Saved entries:
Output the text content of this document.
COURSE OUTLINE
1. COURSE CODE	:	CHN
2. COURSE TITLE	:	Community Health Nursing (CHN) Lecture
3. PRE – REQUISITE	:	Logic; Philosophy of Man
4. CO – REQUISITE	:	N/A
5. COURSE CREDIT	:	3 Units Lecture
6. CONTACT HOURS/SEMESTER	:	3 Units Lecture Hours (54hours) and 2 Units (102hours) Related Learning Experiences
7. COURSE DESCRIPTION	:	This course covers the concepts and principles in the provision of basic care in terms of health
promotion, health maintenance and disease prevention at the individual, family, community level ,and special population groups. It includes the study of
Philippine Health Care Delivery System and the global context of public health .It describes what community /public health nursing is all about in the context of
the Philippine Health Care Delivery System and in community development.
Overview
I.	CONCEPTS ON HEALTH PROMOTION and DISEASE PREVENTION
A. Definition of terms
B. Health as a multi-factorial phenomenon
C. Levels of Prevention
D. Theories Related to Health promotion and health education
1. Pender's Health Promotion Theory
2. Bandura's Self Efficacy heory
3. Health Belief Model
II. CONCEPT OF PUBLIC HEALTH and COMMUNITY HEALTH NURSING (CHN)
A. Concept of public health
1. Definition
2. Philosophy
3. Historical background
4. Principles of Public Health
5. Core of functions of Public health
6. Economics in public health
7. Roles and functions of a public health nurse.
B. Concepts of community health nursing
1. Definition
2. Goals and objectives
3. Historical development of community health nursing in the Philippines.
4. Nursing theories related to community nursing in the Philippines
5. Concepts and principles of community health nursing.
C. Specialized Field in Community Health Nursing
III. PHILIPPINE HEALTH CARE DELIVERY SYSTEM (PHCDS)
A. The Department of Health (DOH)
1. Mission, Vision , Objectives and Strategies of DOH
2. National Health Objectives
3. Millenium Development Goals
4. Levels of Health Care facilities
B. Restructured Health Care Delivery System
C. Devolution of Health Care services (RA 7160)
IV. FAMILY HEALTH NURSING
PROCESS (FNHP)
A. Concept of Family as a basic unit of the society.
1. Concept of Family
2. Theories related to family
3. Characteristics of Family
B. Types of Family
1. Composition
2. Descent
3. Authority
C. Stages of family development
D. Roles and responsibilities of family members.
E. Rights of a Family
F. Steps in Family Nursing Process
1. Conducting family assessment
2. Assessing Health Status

- [Task]:
Repeat the records exactly, including every line.

- [Finished answer]:
Output the text content of this document.
COURSE OUTLINE
1. COURSE CODE	:	CHN
2. COURSE TITLE	:	Community Health Nursing (CHN) Lecture
3. PRE – REQUISITE	:	Logic; Philosophy of Man
4. CO – REQUISITE	:	N/A
5. COURSE CREDIT	:	3 Units Lecture
6. CONTACT HOURS/SEMESTER	:	3 Units Lecture Hours (54hours) and 2 Units (102hours) Related Learning Experiences
7. COURSE DESCRIPTION	:	This course covers the concepts and principles in the provision of basic care in terms of health
promotion, health maintenance and disease prevention at the individual, family, community level ,and special population groups. It includes the study of
Philippine Health Care Delivery System and the global context of public health .It describes what community /public health nursing is all about in the context of
the Philippine Health Care Delivery System and in community development.
Overview
I.	CONCEPTS ON HEALTH PROMOTION and DISEASE PREVENTION
A. Definition of terms
B. Health as a multi-factorial phenomenon
C. Levels of Prevention
D. Theories Related to Health promotion and health education
1. Pender's Health Promotion Theory
2. Bandura's Self Efficacy heory
3. Health Belief Model
II. CONCEPT OF PUBLIC HEALTH and COMMUNITY HEALTH NURSING (CHN)
A. Concept of public health
1. Definition
2. Philosophy
3. Historical background
4. Principles of Public Health
5. Core of functions of Public health
6. Economics in public health
7. Roles and functions of a public health nurse.
B. Concepts of community health nursing
1. Definition
2. Goals and objectives
3. Historical development of community health nursing in the Philippines.
4. Nursing theories related to community nursing in the Philippines
5. Concepts and principles of community health nursing.
C. Specialized Field in Community Health Nursing
III. PHILIPPINE HEALTH CARE DELIVERY SYSTEM (PHCDS)
A. The Department of Health (DOH)
1. Mission, Vision , Objectives and Strategies of DOH
2. National Health Objectives
3. Millenium Development Goals
4. Levels of Health Care facilities
B. Restructured Health Care Delivery System
C. Devolution of Health Care services (RA 7160)
IV. FAMILY HEALTH NURSING
PROCESS (FNHP)
A. Concept of Family as a basic unit of the society.
1. Concept of Family
2. Theories related to family
3. Characteristics of Family
B. Types of Family
1. Composition
2. Descent
3. Authority
C. Stages of family development
D. Roles and responsibilities of family members.
E. Rights of a Family
F. Steps in Family Nursing Process
1. Conducting family assessment
2. Assessing Health Status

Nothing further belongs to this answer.